[START Stored records]
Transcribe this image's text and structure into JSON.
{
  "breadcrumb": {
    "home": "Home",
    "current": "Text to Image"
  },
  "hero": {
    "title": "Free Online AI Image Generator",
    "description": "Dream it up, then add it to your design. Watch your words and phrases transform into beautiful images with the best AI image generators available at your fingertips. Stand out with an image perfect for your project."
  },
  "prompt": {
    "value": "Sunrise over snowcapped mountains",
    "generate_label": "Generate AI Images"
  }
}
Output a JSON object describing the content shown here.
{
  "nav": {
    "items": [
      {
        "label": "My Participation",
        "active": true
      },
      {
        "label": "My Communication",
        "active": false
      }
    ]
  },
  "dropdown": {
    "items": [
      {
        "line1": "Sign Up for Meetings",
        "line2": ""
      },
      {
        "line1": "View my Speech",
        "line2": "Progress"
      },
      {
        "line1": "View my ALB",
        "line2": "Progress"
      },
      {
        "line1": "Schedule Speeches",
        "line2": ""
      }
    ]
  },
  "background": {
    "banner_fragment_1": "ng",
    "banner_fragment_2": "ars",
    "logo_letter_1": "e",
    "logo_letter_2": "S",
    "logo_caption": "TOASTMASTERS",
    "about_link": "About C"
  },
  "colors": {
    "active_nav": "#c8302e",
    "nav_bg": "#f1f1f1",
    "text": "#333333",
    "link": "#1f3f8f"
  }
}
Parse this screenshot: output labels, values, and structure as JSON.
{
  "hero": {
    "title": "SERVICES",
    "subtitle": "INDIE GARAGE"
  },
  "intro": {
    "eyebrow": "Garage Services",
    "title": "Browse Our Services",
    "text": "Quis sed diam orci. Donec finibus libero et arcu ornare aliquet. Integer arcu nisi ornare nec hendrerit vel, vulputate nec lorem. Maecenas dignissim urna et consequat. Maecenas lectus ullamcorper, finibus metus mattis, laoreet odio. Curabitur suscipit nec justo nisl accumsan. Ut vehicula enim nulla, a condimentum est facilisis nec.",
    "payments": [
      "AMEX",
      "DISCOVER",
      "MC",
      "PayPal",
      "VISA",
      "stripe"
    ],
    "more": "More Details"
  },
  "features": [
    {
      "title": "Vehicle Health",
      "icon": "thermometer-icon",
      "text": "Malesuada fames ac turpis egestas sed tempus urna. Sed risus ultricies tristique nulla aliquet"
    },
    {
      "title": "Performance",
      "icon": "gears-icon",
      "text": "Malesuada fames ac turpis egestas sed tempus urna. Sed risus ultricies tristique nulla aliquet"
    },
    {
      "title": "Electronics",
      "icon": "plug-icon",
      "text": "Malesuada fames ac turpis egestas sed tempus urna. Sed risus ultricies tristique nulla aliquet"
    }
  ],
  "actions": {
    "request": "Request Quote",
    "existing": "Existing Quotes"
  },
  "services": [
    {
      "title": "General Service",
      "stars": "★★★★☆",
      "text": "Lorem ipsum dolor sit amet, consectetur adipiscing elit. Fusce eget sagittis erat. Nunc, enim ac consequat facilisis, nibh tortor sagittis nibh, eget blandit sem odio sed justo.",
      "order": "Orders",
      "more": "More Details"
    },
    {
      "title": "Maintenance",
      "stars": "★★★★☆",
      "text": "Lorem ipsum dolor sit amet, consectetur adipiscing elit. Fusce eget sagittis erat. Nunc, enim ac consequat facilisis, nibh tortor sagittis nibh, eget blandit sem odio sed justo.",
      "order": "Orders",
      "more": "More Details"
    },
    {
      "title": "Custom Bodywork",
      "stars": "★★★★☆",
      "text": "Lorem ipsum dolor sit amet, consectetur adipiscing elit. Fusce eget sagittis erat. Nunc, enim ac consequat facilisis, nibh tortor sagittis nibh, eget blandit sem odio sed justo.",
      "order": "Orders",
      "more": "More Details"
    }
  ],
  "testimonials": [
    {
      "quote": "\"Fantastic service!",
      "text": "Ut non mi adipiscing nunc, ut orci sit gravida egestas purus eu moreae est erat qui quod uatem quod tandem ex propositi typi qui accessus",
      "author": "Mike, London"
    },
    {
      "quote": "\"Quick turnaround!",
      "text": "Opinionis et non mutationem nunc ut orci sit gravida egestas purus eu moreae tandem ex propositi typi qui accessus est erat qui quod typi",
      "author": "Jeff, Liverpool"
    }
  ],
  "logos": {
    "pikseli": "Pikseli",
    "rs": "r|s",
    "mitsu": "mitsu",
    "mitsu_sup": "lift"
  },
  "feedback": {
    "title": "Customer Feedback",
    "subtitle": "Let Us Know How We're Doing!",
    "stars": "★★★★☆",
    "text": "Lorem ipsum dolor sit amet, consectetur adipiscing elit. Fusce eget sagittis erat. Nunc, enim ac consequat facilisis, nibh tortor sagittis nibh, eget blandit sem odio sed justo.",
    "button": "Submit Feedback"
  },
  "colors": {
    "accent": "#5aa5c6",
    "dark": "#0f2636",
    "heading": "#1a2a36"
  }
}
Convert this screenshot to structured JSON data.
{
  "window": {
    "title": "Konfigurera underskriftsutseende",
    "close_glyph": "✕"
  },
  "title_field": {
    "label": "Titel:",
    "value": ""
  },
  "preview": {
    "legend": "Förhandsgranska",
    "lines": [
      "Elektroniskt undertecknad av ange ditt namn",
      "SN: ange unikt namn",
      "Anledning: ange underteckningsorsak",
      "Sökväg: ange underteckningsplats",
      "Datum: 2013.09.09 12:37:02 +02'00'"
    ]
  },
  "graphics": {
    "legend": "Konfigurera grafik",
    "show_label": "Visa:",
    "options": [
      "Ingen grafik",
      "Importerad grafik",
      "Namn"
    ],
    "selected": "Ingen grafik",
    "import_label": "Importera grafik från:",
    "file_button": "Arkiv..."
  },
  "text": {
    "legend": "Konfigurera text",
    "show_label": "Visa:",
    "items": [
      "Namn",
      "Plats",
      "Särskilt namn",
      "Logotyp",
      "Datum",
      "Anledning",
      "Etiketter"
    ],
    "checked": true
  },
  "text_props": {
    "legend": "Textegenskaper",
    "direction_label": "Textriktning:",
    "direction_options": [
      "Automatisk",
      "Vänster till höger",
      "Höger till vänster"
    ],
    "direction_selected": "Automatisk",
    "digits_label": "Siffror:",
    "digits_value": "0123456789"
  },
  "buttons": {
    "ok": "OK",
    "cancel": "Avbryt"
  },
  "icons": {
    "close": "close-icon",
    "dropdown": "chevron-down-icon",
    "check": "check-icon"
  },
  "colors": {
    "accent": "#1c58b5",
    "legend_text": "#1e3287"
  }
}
[END Stored records]
Check each line of the data above for the word "this" and say how many lines have it. Give the number alone.

(Result of the task) 3